AIM OF THE EXERCISE> Select all lines in the records that include "Υλών".

Recorded data:
------------

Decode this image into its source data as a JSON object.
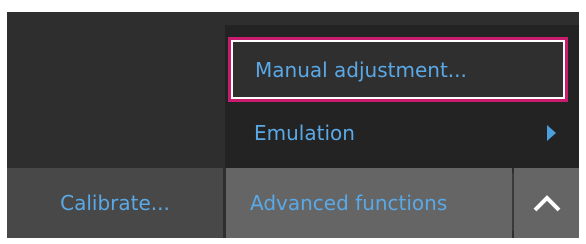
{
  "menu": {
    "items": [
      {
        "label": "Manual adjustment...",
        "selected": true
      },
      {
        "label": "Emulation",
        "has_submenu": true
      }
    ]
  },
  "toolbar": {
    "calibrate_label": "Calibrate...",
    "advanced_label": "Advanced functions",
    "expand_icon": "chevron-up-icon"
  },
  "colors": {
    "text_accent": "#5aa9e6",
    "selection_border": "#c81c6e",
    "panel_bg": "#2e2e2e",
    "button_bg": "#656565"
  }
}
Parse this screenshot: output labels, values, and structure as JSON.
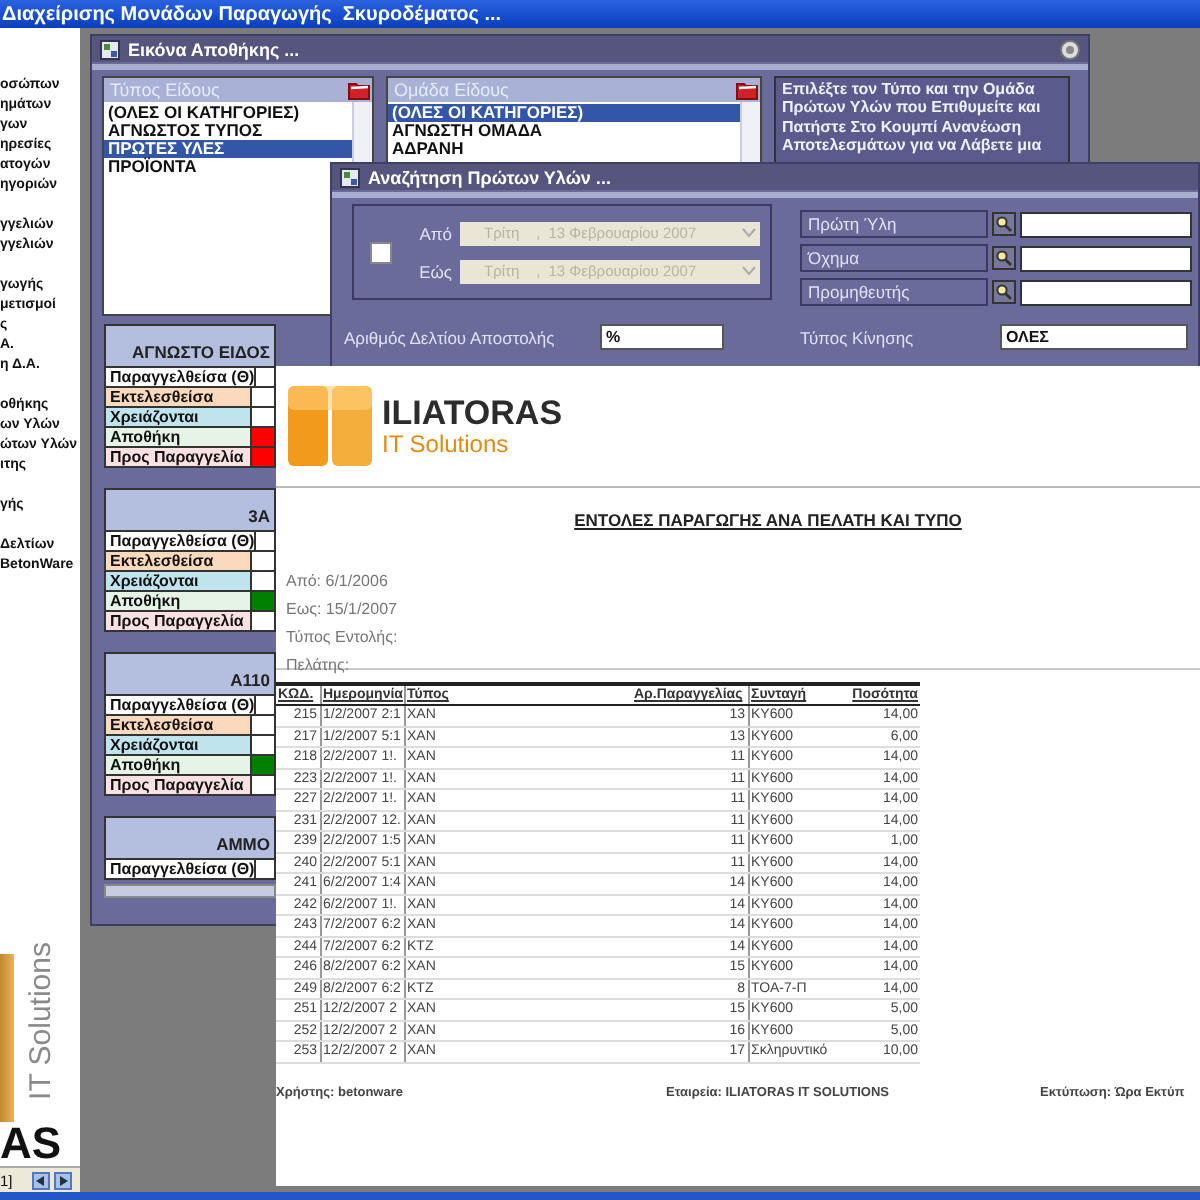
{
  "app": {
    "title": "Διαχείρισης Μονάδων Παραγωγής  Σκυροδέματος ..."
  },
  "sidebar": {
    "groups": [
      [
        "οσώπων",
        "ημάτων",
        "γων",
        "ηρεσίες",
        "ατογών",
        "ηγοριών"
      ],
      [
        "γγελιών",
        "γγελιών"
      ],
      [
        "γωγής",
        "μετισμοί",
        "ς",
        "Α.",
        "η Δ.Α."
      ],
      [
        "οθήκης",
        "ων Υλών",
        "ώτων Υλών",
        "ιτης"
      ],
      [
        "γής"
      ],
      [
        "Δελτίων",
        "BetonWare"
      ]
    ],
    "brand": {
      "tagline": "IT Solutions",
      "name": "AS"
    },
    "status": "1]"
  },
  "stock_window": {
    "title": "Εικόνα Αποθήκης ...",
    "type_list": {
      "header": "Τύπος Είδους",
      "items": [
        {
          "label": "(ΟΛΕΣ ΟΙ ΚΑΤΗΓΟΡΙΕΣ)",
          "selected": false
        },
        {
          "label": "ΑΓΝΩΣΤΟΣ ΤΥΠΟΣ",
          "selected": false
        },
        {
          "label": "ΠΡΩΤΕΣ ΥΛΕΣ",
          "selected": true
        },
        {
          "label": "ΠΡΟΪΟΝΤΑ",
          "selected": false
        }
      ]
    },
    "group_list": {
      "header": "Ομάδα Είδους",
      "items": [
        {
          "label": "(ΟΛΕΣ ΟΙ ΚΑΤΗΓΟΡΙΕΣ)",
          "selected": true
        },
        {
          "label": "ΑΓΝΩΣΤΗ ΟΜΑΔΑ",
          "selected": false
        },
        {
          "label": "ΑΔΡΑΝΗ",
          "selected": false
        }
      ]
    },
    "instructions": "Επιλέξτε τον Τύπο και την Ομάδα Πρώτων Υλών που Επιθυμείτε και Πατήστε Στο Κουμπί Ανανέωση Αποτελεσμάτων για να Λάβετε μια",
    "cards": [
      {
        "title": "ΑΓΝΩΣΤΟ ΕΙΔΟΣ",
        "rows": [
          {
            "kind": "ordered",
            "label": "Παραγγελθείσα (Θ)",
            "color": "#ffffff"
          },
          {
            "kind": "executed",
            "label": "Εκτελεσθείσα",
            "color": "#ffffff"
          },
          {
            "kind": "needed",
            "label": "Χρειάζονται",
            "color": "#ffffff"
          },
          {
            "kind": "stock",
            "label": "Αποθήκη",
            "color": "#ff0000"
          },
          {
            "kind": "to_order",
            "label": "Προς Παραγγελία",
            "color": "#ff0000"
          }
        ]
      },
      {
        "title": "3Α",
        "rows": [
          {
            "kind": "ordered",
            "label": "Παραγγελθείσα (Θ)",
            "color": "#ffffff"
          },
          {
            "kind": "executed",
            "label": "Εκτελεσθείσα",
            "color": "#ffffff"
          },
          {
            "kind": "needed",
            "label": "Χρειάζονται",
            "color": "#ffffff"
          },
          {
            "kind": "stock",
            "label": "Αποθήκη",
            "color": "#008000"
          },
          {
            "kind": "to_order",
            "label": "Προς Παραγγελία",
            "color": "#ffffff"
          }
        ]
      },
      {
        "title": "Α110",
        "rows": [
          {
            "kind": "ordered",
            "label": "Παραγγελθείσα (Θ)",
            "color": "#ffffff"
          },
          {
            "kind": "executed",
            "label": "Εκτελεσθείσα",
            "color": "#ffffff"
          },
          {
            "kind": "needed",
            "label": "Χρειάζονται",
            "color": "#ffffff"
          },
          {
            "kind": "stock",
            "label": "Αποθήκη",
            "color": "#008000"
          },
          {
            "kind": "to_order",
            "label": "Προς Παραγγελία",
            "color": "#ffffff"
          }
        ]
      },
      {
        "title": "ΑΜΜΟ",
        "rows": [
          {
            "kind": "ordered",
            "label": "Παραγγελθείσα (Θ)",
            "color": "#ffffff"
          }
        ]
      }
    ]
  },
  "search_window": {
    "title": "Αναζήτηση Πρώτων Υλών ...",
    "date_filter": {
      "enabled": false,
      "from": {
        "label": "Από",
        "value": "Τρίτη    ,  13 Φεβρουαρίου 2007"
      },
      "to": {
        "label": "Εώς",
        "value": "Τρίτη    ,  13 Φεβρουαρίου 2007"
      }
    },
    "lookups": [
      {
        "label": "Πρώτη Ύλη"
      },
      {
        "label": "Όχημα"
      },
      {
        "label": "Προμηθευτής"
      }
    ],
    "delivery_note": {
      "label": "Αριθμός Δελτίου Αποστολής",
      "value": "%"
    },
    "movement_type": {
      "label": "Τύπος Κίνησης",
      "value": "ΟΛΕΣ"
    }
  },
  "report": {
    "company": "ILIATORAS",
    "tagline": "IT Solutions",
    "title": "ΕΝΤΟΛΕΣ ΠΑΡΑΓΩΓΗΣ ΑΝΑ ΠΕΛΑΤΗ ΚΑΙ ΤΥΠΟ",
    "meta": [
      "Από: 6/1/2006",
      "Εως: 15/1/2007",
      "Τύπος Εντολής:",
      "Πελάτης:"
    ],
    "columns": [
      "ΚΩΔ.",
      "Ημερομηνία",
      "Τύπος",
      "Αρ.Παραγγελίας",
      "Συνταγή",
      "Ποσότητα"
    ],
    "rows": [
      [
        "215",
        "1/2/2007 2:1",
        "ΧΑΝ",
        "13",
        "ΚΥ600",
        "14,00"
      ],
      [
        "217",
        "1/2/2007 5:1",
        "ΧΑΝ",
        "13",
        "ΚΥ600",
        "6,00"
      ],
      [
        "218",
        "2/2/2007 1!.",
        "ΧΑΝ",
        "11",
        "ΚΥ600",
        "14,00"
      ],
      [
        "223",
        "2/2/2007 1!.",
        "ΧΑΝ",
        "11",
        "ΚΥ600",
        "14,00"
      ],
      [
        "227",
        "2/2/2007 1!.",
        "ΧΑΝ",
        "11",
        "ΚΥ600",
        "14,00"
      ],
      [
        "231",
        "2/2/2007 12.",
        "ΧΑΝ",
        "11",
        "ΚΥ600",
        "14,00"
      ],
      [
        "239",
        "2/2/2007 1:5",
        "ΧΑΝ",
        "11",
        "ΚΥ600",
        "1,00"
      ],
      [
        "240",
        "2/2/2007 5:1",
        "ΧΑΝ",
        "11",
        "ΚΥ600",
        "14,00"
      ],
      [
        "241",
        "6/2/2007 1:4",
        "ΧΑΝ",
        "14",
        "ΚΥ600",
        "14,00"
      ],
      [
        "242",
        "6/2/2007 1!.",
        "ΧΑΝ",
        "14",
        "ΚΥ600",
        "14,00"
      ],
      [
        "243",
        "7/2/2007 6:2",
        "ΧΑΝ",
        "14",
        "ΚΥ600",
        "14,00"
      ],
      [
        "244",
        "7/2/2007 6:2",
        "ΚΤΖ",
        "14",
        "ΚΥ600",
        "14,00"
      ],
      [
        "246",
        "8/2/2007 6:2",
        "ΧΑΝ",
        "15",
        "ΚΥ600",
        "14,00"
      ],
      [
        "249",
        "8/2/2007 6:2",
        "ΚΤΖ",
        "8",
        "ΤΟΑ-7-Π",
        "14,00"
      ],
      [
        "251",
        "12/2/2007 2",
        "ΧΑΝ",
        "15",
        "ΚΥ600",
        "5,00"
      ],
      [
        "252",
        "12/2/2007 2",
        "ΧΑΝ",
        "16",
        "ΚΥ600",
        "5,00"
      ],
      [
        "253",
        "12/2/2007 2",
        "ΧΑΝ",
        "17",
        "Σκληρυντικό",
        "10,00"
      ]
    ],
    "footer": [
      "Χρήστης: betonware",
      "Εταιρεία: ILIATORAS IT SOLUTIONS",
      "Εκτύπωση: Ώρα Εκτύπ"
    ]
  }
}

------------

RESPONSE TO THE EXERCISE>
        "ων Υλών",
        "ώτων Υλών",
    "instructions": "Επιλέξτε τον Τύπο και την Ομάδα Πρώτων Υλών που Επιθυμείτε και Πατήστε Στο Κουμπί Ανανέωση Αποτελεσμάτων για να Λάβετε μια",
    "title": "Αναζήτηση Πρώτων Υλών ...",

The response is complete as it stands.